Edit the text on emergency medicine from "Oh, no argument" to "hour you see.", putting "referral hub" in place of "referral center".

**Given text:**

Segment Open

All true and indisputable points

the only question that remains is, is the cost of litigation from midlevel care going to be offset by the savings of paying midlevels?


The answer is harder to calculate than you'd think imo

I'm honestly not sure, but I'm generally expecting some large system, at some point, to kick out all the docs and see what happens.

EM is on such an island with poor lobbying I think it's easier for that island to sink and no one notice
 
All true and indisputable points

the only question that remains is, is the cost of litigation from midlevel care going to be offset by the savings of paying midlevels?


The answer is harder to calculate than you'd think imo

I'm honestly not sure, but I'm generally expecting some large system, at some point, to kick out all the docs and see what happens.

EM is on such an island with poor lobbying I think it's easier for that island to sink and no one notice

a LOT of the MLPs that I work with think that they're SO good (because they're old), but are really SO bad.
a LOT of them.
 
Again

no dispute sir

What I want to have happen, and what I worry will happen, are mutually exclusive here...
 
Again

no dispute sir

What I want to have happen, and what I worry will happen, are mutually exclusive here...

Oh, no argument from me bro.
I just had to point out how so many of them think they're "so good" but are so, so Dunning-Kruger'ed.
 
Even for locums to be worth it you have to make 350-375 plus bonuses. I would only do locums for the southeast if I had to. I don't see the point batting snow and having my plane delayed. Many EM docs will also sell out the profession by opening HCA residencies and working for 125 and hour. Now its hard to find straight hourly positions period. Locums is the only that consistently pays hourly most full time jobs have an rvu component.

The ED is the money maker and referral center in moderate income neighborhoods. So you are under pressure for press ganey and length of stay which is just as important as how many patients per hour you see.
 
I think EM is done. I got mine (still am $330-$380 per hr, CMG/physician owned contract work) while I could. I am a younger doc but worked double time since finishing residency which makes me a middle aged doctor (lived cheap, saved a much as I could). Thus my financial situation is different from my fellow docs.

New grads (docs/midlevels) are getting weaker and weaker. I am nothing special, but the future looks very bad for medicine in general.

Older elderly docs all retired during COVID. Older docs white knuckled the job and are retiring now or getting close to retirement (decreased hours). Middle docs took/taking the risk of doing other things. Younger docs had no choice but to continue.

Segment Closed

**Dataset excerpts:**
Segment Open

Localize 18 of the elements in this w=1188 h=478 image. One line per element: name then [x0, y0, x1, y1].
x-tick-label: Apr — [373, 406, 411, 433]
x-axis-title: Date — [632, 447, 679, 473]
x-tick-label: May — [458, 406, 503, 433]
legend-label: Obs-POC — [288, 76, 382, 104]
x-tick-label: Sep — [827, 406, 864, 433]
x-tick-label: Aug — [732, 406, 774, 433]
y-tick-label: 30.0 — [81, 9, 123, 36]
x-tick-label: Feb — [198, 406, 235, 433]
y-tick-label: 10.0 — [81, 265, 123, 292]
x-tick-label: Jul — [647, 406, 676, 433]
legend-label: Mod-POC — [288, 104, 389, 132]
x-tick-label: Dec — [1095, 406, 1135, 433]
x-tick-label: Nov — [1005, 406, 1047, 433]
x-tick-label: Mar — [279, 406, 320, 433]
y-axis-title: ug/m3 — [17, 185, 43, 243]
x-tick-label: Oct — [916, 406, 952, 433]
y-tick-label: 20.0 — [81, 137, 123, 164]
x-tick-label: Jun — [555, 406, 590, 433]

Segment Closed

**Exercise output:**
Oh, no argument from me bro.
I just had to point out how so many of them think they're "so good" but are so, so Dunning-Kruger'ed.
 
Even for locums to be worth it you have to make 350-375 plus bonuses. I would only do locums for the southeast if I had to. I don't see the point batting snow and having my plane delayed. Many EM docs will also sell out the profession by opening HCA residencies and working for 125 and hour. Now its hard to find straight hourly positions period. Locums is the only that consistently pays hourly most full time jobs have an rvu component.

The ED is the money maker and referral hub in moderate income neighborhoods. So you are under pressure for press ganey and length of stay which is just as important as how many patients per hour you see.